# [Exercise task]
Copy out all lines where "alternate" appears.

# [Rows]
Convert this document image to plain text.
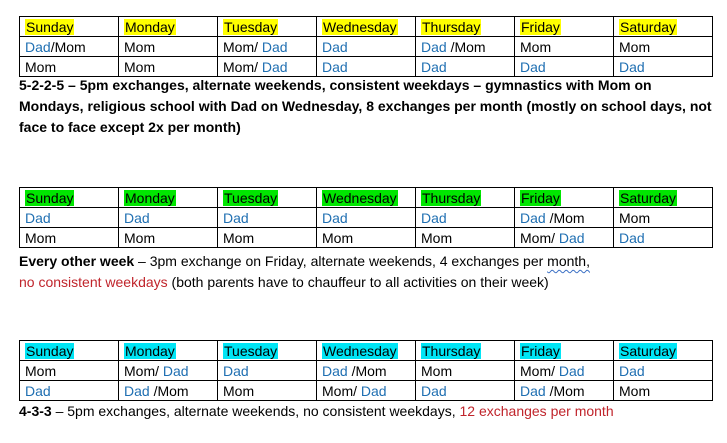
Sunday	Monday	Tuesday	Wednesday	Thursday	Friday	Saturday
Dad/Mom	Mom	Mom/ Dad	Dad	Dad /Mom	Mom	Mom
Mom	Mom	Mom/ Dad	Dad	Dad	Dad	Dad
5-2-2-5 – 5pm exchanges, alternate weekends, consistent weekdays – gymnastics with Mom on
Mondays, religious school with Dad on Wednesday, 8 exchanges per month (mostly on school days, not
face to face except 2x per month)
Sunday	Monday	Tuesday	Wednesday	Thursday	Friday	Saturday
Dad	Dad	Dad	Dad	Dad	Dad /Mom	Mom
Mom	Mom	Mom	Mom	Mom	Mom/ Dad	Dad
Every other week – 3pm exchange on Friday, alternate weekends, 4 exchanges per month,
no consistent weekdays (both parents have to chauffeur to all activities on their week)
Sunday	Monday	Tuesday	Wednesday	Thursday	Friday	Saturday
Mom	Mom/ Dad	Dad	Dad /Mom	Mom	Mom/ Dad	Dad
Dad	Dad /Mom	Mom	Mom/ Dad	Dad	Dad /Mom	Mom
4-3-3 – 5pm exchanges, alternate weekends, no consistent weekdays, 12 exchanges per month
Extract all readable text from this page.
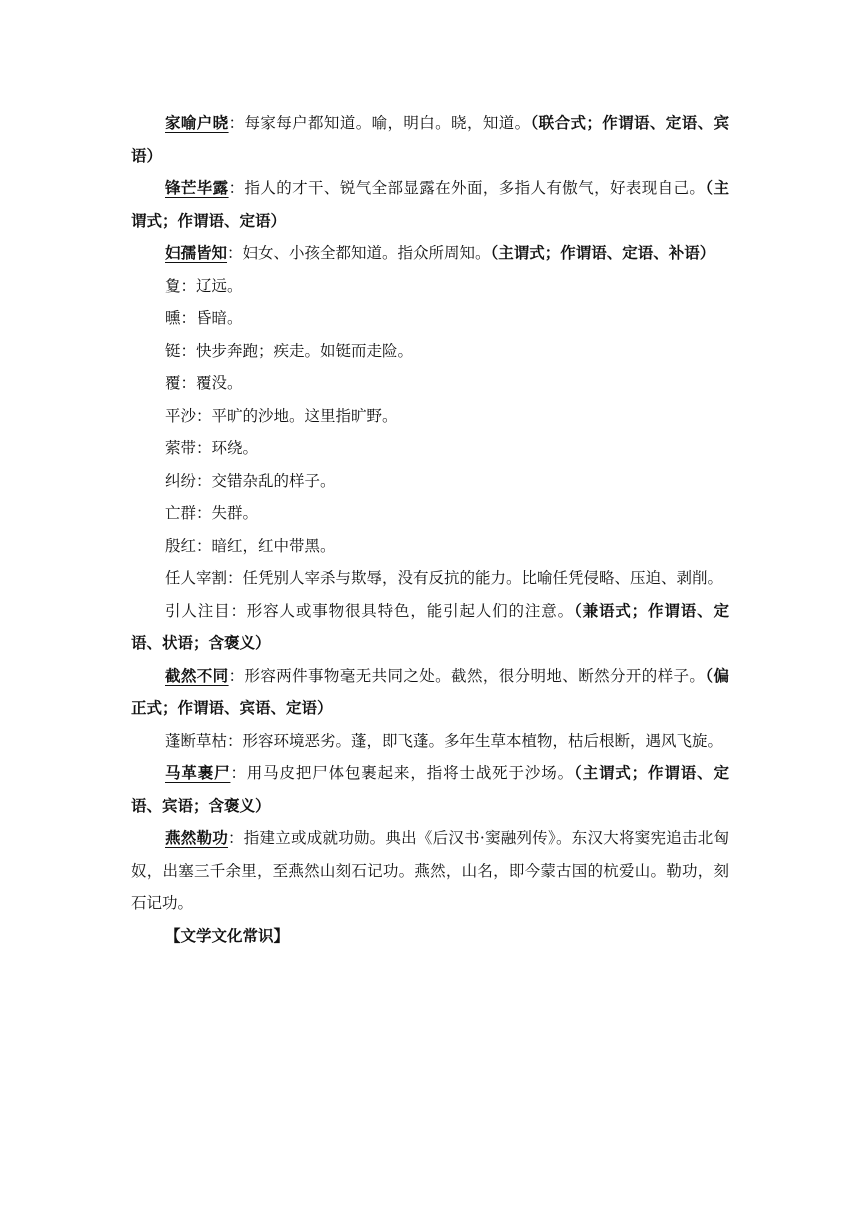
家喻户晓：每家每户都知道。喻，明白。晓，知道。（联合式；作谓语、定语、宾语）

锋芒毕露：指人的才干、锐气全部显露在外面，多指人有傲气，好表现自己。（主谓式；作谓语、定语）

妇孺皆知：妇女、小孩全都知道。指众所周知。（主谓式；作谓语、定语、补语）

夐：辽远。

曛：昏暗。

铤：快步奔跑；疾走。如铤而走险。

覆：覆没。

平沙：平旷的沙地。这里指旷野。

萦带：环绕。

纠纷：交错杂乱的样子。

亡群：失群。

殷红：暗红，红中带黑。

任人宰割：任凭别人宰杀与欺辱，没有反抗的能力。比喻任凭侵略、压迫、剥削。

引人注目：形容人或事物很具特色，能引起人们的注意。（兼语式；作谓语、定语、状语；含褒义）

截然不同：形容两件事物毫无共同之处。截然，很分明地、断然分开的样子。（偏正式；作谓语、宾语、定语）

蓬断草枯：形容环境恶劣。蓬，即飞蓬。多年生草本植物，枯后根断，遇风飞旋。

马革裹尸：用马皮把尸体包裹起来，指将士战死于沙场。（主谓式；作谓语、定语、宾语；含褒义）

燕然勒功：指建立或成就功勋。典出《后汉书·窦融列传》。东汉大将窦宪追击北匈奴，出塞三千余里，至燕然山刻石记功。燕然，山名，即今蒙古国的杭爱山。勒功，刻石记功。

【文学文化常识】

# [Task result]
5-2-2-5 – 5pm exchanges, alternate weekends, consistent weekdays – gymnastics with Mom on
Every other week – 3pm exchange on Friday, alternate weekends, 4 exchanges per month,
4-3-3 – 5pm exchanges, alternate weekends, no consistent weekdays, 12 exchanges per month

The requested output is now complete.